- [SELECTED EXTRACT]
* * * * * * *

Thanks for the nice welcome everyone and all the advise you have given it is very usefull and has given me a bit more confidence with my new babys. Thanks again.


----------



## rchan11 (May 6, 2004)

Nice setup Wayne...You have a full tank shot?


----------



## wayne.140 (Jan 23, 2005)

View attachment 45912
yeah what do you think


----------



## fishofury (May 10, 2003)

I would be afriad of wetting the electronics. I would put the tank on the bottom and the electronics on top.









You have a nice set up so far, but you're going to have to upgrade your tank very soon because in a few months your reds will outgrow that tank.

BTW: Welcome to P-Fury


----------



## rchan11 (May 6, 2004)

Is that a 30g?


----------



## shoe997bed263 (Oct 15, 2004)

welcome to p-fury i think u will also have to upgrade soon.


----------



## wayne.140 (Jan 23, 2005)

the tank is only 23 uk gal but it is only short term as want to get a 100 or 150 uk gal tank asap. I should have one and get it set up within a month.


----------



## wayne.140 (Jan 23, 2005)

Can anyone give me some advise as i got 4 baby rbp's about 6 weeks old but 2 of them wont eat a thing they just stay at the back of the tank hiding behind the plants. The only time they come out is when the light is off at night but still wont go anywere near food.I am really starting to worry about them.


----------



## killerbee (Aug 18, 2004)

:welcome:

What have u tried to feed them so far?

some people made some good sugestions already. Since they are juveniles, try flake food, brine shrimp, and krill.

When i got mine at 2" i fed them gold fish flakes and krill only...after a while all they wanted was krill. then i gradualy introduced shrimp and catfish into their diet, and the occasional feeder goldfish, koi, or even red tail barb tin foils.

* * * * * * *

- [ENTRIES PROVIDED]
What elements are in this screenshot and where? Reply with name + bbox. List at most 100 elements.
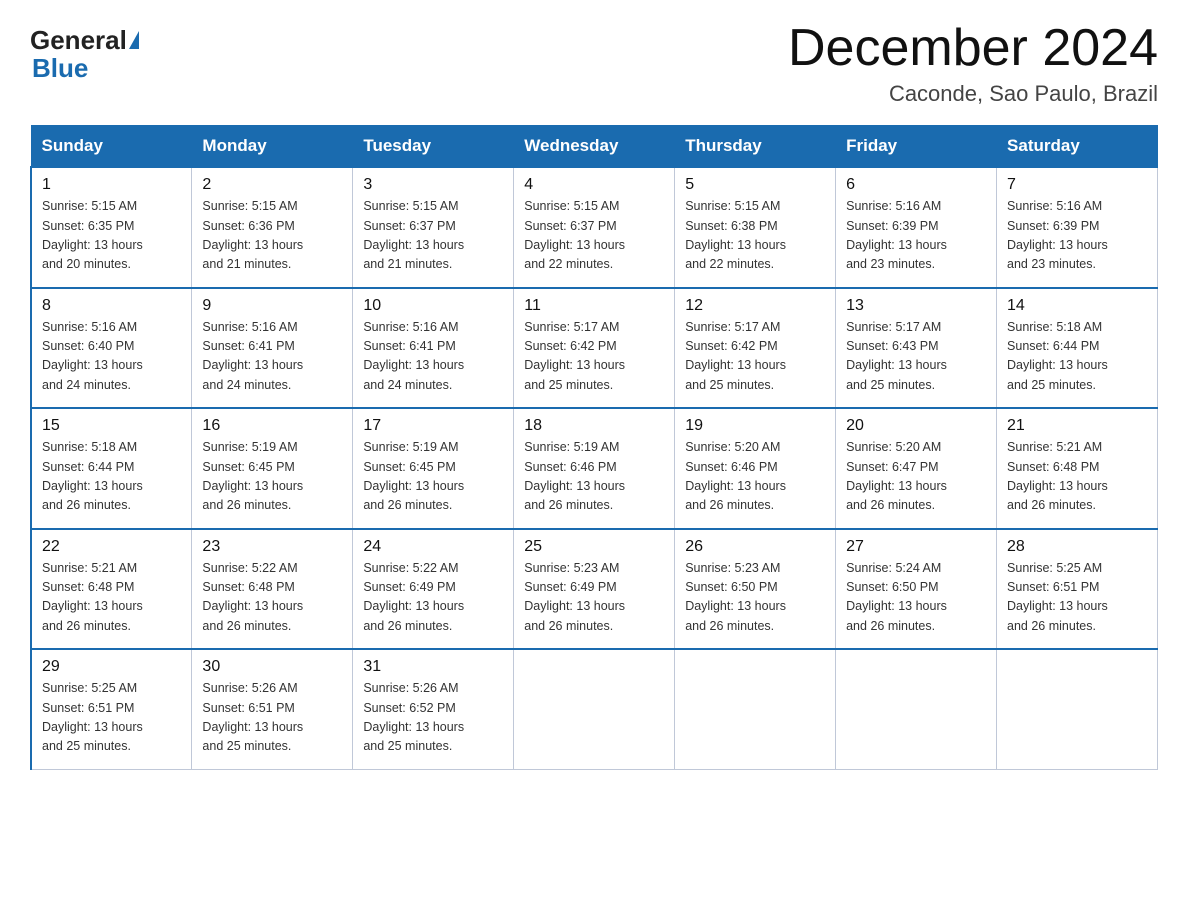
day-number: 21 (1007, 417, 1149, 435)
day-number: 7 (1007, 176, 1149, 194)
col-wednesday: Wednesday (514, 126, 675, 168)
calendar-cell: 5 Sunrise: 5:15 AMSunset: 6:38 PMDaylight… (675, 167, 836, 288)
calendar-cell: 18 Sunrise: 5:19 AMSunset: 6:46 PMDayligh… (514, 408, 675, 529)
day-info: Sunrise: 5:16 AMSunset: 6:40 PMDaylight:… (42, 318, 183, 396)
calendar-cell: 17 Sunrise: 5:19 AMSunset: 6:45 PMDayligh… (353, 408, 514, 529)
calendar-table: Sunday Monday Tuesday Wednesday Thursday… (30, 125, 1158, 770)
col-monday: Monday (192, 126, 353, 168)
calendar-cell: 8Sunrise: 5:16 AMSunset: 6:40 PMDaylight… (31, 288, 192, 409)
calendar-cell: 23 Sunrise: 5:22 AMSunset: 6:48 PMDayligh… (192, 529, 353, 650)
day-info: Sunrise: 5:15 AMSunset: 6:37 PMDaylight:… (363, 197, 505, 275)
location-text: Caconde, Sao Paulo, Brazil (788, 81, 1158, 107)
day-info: Sunrise: 5:20 AMSunset: 6:47 PMDaylight:… (846, 438, 988, 516)
day-number: 13 (846, 297, 988, 315)
day-number: 27 (846, 538, 988, 556)
day-info: Sunrise: 5:21 AMSunset: 6:48 PMDaylight:… (42, 559, 183, 637)
day-info: Sunrise: 5:18 AMSunset: 6:44 PMDaylight:… (42, 438, 183, 516)
header-row: Sunday Monday Tuesday Wednesday Thursday… (31, 126, 1158, 168)
day-info: Sunrise: 5:16 AMSunset: 6:41 PMDaylight:… (363, 318, 505, 396)
day-number: 22 (42, 538, 183, 556)
day-info: Sunrise: 5:16 AMSunset: 6:41 PMDaylight:… (202, 318, 344, 396)
day-number: 5 (685, 176, 827, 194)
calendar-cell: 21 Sunrise: 5:21 AMSunset: 6:48 PMDayligh… (997, 408, 1158, 529)
calendar-cell: 3 Sunrise: 5:15 AMSunset: 6:37 PMDaylight… (353, 167, 514, 288)
calendar-cell: 30 Sunrise: 5:26 AMSunset: 6:51 PMDayligh… (192, 649, 353, 769)
calendar-cell: 2 Sunrise: 5:15 AMSunset: 6:36 PMDaylight… (192, 167, 353, 288)
day-number: 6 (846, 176, 988, 194)
day-info: Sunrise: 5:19 AMSunset: 6:45 PMDaylight:… (363, 438, 505, 516)
calendar-cell: 19 Sunrise: 5:20 AMSunset: 6:46 PMDayligh… (675, 408, 836, 529)
calendar-cell: 11 Sunrise: 5:17 AMSunset: 6:42 PMDayligh… (514, 288, 675, 409)
day-info: Sunrise: 5:17 AMSunset: 6:43 PMDaylight:… (846, 318, 988, 396)
day-info: Sunrise: 5:15 AMSunset: 6:36 PMDaylight:… (202, 197, 344, 275)
day-info: Sunrise: 5:20 AMSunset: 6:46 PMDaylight:… (685, 438, 827, 516)
day-info: Sunrise: 5:16 AMSunset: 6:39 PMDaylight:… (846, 197, 988, 275)
day-info: Sunrise: 5:15 AMSunset: 6:38 PMDaylight:… (685, 197, 827, 275)
day-info: Sunrise: 5:15 AMSunset: 6:35 PMDaylight:… (42, 197, 183, 275)
logo-general-text: General (30, 26, 127, 55)
day-info: Sunrise: 5:23 AMSunset: 6:50 PMDaylight:… (685, 559, 827, 637)
day-number: 1 (42, 176, 183, 194)
calendar-week-4: 22 Sunrise: 5:21 AMSunset: 6:48 PMDayligh… (31, 529, 1158, 650)
day-info: Sunrise: 5:26 AMSunset: 6:51 PMDaylight:… (202, 679, 344, 757)
day-number: 14 (1007, 297, 1149, 315)
day-info: Sunrise: 5:25 AMSunset: 6:51 PMDaylight:… (42, 679, 183, 757)
calendar-cell: 6 Sunrise: 5:16 AMSunset: 6:39 PMDaylight… (836, 167, 997, 288)
calendar-cell: 1 Sunrise: 5:15 AMSunset: 6:35 PMDaylight… (31, 167, 192, 288)
title-block: December 2024 Caconde, Sao Paulo, Brazil (788, 20, 1158, 107)
calendar-cell: 10Sunrise: 5:16 AMSunset: 6:41 PMDayligh… (353, 288, 514, 409)
calendar-cell (997, 649, 1158, 769)
day-info: Sunrise: 5:21 AMSunset: 6:48 PMDaylight:… (1007, 438, 1149, 516)
day-info: Sunrise: 5:26 AMSunset: 6:52 PMDaylight:… (363, 679, 505, 757)
calendar-cell: 25Sunrise: 5:23 AMSunset: 6:49 PMDayligh… (514, 529, 675, 650)
calendar-cell: 20 Sunrise: 5:20 AMSunset: 6:47 PMDayligh… (836, 408, 997, 529)
day-number: 18 (524, 417, 666, 435)
day-info: Sunrise: 5:16 AMSunset: 6:39 PMDaylight:… (1007, 197, 1149, 275)
day-number: 3 (363, 176, 505, 194)
calendar-week-3: 15 Sunrise: 5:18 AMSunset: 6:44 PMDayligh… (31, 408, 1158, 529)
logo-triangle-icon (129, 31, 139, 49)
day-info: Sunrise: 5:18 AMSunset: 6:44 PMDaylight:… (1007, 318, 1149, 396)
col-thursday: Thursday (675, 126, 836, 168)
logo: General Blue (30, 20, 140, 81)
col-saturday: Saturday (997, 126, 1158, 168)
day-number: 30 (202, 658, 344, 676)
col-friday: Friday (836, 126, 997, 168)
day-number: 23 (202, 538, 344, 556)
day-number: 24 (363, 538, 505, 556)
page-header: General Blue December 2024 Caconde, Sao … (30, 20, 1158, 107)
calendar-cell: 12Sunrise: 5:17 AMSunset: 6:42 PMDayligh… (675, 288, 836, 409)
calendar-body: 1 Sunrise: 5:15 AMSunset: 6:35 PMDaylight… (31, 167, 1158, 769)
day-info: Sunrise: 5:22 AMSunset: 6:48 PMDaylight:… (202, 559, 344, 637)
day-number: 2 (202, 176, 344, 194)
calendar-cell: 27 Sunrise: 5:24 AMSunset: 6:50 PMDayligh… (836, 529, 997, 650)
calendar-cell: 13 Sunrise: 5:17 AMSunset: 6:43 PMDayligh… (836, 288, 997, 409)
calendar-cell: 31Sunrise: 5:26 AMSunset: 6:52 PMDayligh… (353, 649, 514, 769)
day-number: 26 (685, 538, 827, 556)
calendar-cell (836, 649, 997, 769)
day-number: 15 (42, 417, 183, 435)
calendar-cell: 26 Sunrise: 5:23 AMSunset: 6:50 PMDayligh… (675, 529, 836, 650)
day-number: 11 (524, 297, 666, 315)
day-number: 16 (202, 417, 344, 435)
day-number: 19 (685, 417, 827, 435)
calendar-cell (675, 649, 836, 769)
day-info: Sunrise: 5:24 AMSunset: 6:50 PMDaylight:… (846, 559, 988, 637)
calendar-cell: 7 Sunrise: 5:16 AMSunset: 6:39 PMDaylight… (997, 167, 1158, 288)
day-info: Sunrise: 5:19 AMSunset: 6:46 PMDaylight:… (524, 438, 666, 516)
day-info: Sunrise: 5:19 AMSunset: 6:45 PMDaylight:… (202, 438, 344, 516)
day-number: 9 (202, 297, 344, 315)
calendar-cell: 28Sunrise: 5:25 AMSunset: 6:51 PMDayligh… (997, 529, 1158, 650)
calendar-week-5: 29Sunrise: 5:25 AMSunset: 6:51 PMDayligh… (31, 649, 1158, 769)
day-info: Sunrise: 5:17 AMSunset: 6:42 PMDaylight:… (524, 318, 666, 396)
calendar-cell: 29Sunrise: 5:25 AMSunset: 6:51 PMDayligh… (31, 649, 192, 769)
calendar-cell: 22 Sunrise: 5:21 AMSunset: 6:48 PMDayligh… (31, 529, 192, 650)
calendar-cell: 15 Sunrise: 5:18 AMSunset: 6:44 PMDayligh… (31, 408, 192, 529)
calendar-cell (514, 649, 675, 769)
day-number: 17 (363, 417, 505, 435)
calendar-cell: 24Sunrise: 5:22 AMSunset: 6:49 PMDayligh… (353, 529, 514, 650)
calendar-cell: 4Sunrise: 5:15 AMSunset: 6:37 PMDaylight… (514, 167, 675, 288)
day-info: Sunrise: 5:23 AMSunset: 6:49 PMDaylight:… (524, 559, 666, 637)
day-number: 20 (846, 417, 988, 435)
calendar-week-1: 1 Sunrise: 5:15 AMSunset: 6:35 PMDaylight… (31, 167, 1158, 288)
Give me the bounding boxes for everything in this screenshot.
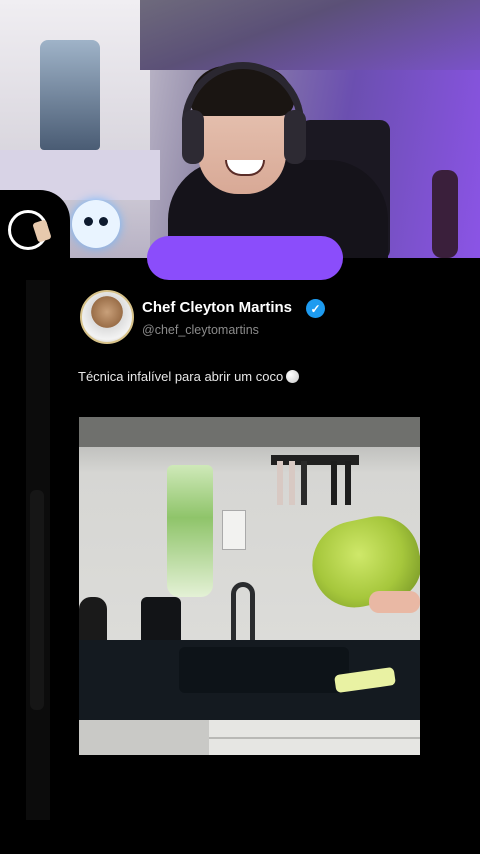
author-name[interactable]: Chef Cleyton Martins: [142, 299, 292, 316]
light-switch: [222, 510, 246, 550]
knife: [277, 461, 283, 505]
webcam-feed: [0, 0, 480, 258]
drawer-divider: [209, 737, 420, 739]
channel-logo-icon[interactable]: [8, 210, 48, 250]
knife: [331, 461, 337, 505]
headset-cup-left: [182, 110, 204, 164]
ceiling: [140, 0, 480, 70]
headset-cup-right: [284, 110, 306, 164]
author-handle[interactable]: @chef_cleytomartins: [142, 323, 259, 337]
post-caption: Técnica infalível para abrir um coco: [78, 369, 300, 384]
faucet: [231, 582, 255, 642]
knife: [289, 461, 295, 505]
coconut-icon: [286, 370, 300, 383]
scrollbar[interactable]: [30, 490, 44, 710]
knife: [301, 461, 307, 505]
sink: [179, 647, 349, 693]
glowing-skull-decoration: [72, 200, 120, 248]
verified-badge-icon: ✓: [306, 299, 325, 318]
hand: [369, 591, 420, 613]
post-video[interactable]: [79, 417, 420, 755]
knife: [345, 461, 351, 505]
hanging-towel: [167, 465, 213, 597]
guitar: [432, 170, 458, 258]
caption-text: Técnica infalível para abrir um coco: [78, 369, 284, 384]
purple-overlay-bar: [147, 236, 343, 280]
figurine: [40, 40, 100, 150]
author-avatar[interactable]: [80, 290, 134, 344]
upper-cabinet: [79, 417, 420, 447]
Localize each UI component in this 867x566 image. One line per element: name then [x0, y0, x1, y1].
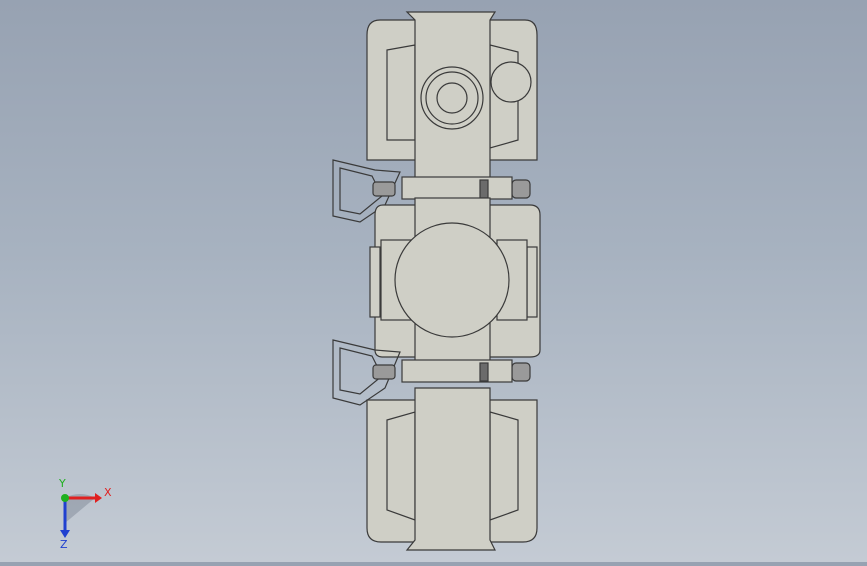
middle-left-tab [369, 246, 381, 318]
top-side-hole [490, 61, 532, 103]
bottom-shaft [405, 387, 496, 551]
axis-triad: X Y Z [40, 477, 130, 551]
z-axis-arrow [60, 530, 70, 538]
lower-pin-left [372, 364, 396, 380]
lower-collar-band [479, 362, 489, 382]
upper-collar-band [479, 179, 489, 199]
top-boss-inner [436, 82, 468, 114]
lower-collar [401, 359, 513, 383]
bottom-right-pocket [489, 411, 519, 521]
upper-pin-left [372, 181, 396, 197]
model-view[interactable] [0, 0, 867, 562]
bottom-left-pocket [386, 411, 416, 521]
z-axis-label: Z [60, 538, 68, 548]
center-ball [394, 222, 510, 338]
y-axis-label: Y [58, 478, 66, 490]
x-axis-arrow [95, 493, 102, 503]
middle-right-tab [526, 246, 538, 318]
top-left-pocket [386, 44, 416, 141]
upper-collar [401, 176, 513, 200]
upper-pin-right [511, 179, 531, 199]
x-axis-label: X [104, 486, 112, 499]
cad-viewport[interactable]: X Y Z [0, 0, 867, 562]
lower-pin-right [511, 362, 531, 382]
y-axis-dot [61, 494, 69, 502]
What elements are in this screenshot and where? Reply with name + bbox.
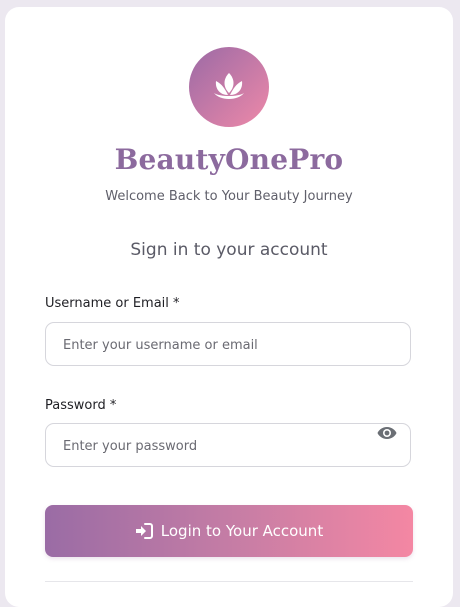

* * * * * * *

- [LIST OF TASKS]
- a) Answer these about the forum thread, one line each:
(i) How many UK gallons does wayne.140's current tank hold?
(ii) About how old are the four baby fish that wayne.140 asks for advice about?
(iii) Where does fishofury recommend placing the electronics?
- b) Reproduce the forum thread between "What have u" and "barb tin foils.", inclusive.

- [ANSWER SET]
- a)
(i) 23 UK gallons
(ii) About 6 weeks old
(iii) On top, with the tank on the bottom

- b)
What have u tried to feed them so far?

some people made some good sugestions already. Since they are juveniles, try flake food, brine shrimp, and krill.

When i got mine at 2" i fed them gold fish flakes and krill only...after a while all they wanted was krill. then i gradualy introduced shrimp and catfish into their diet, and the occasional feeder goldfish, koi, or even red tail barb tin foils.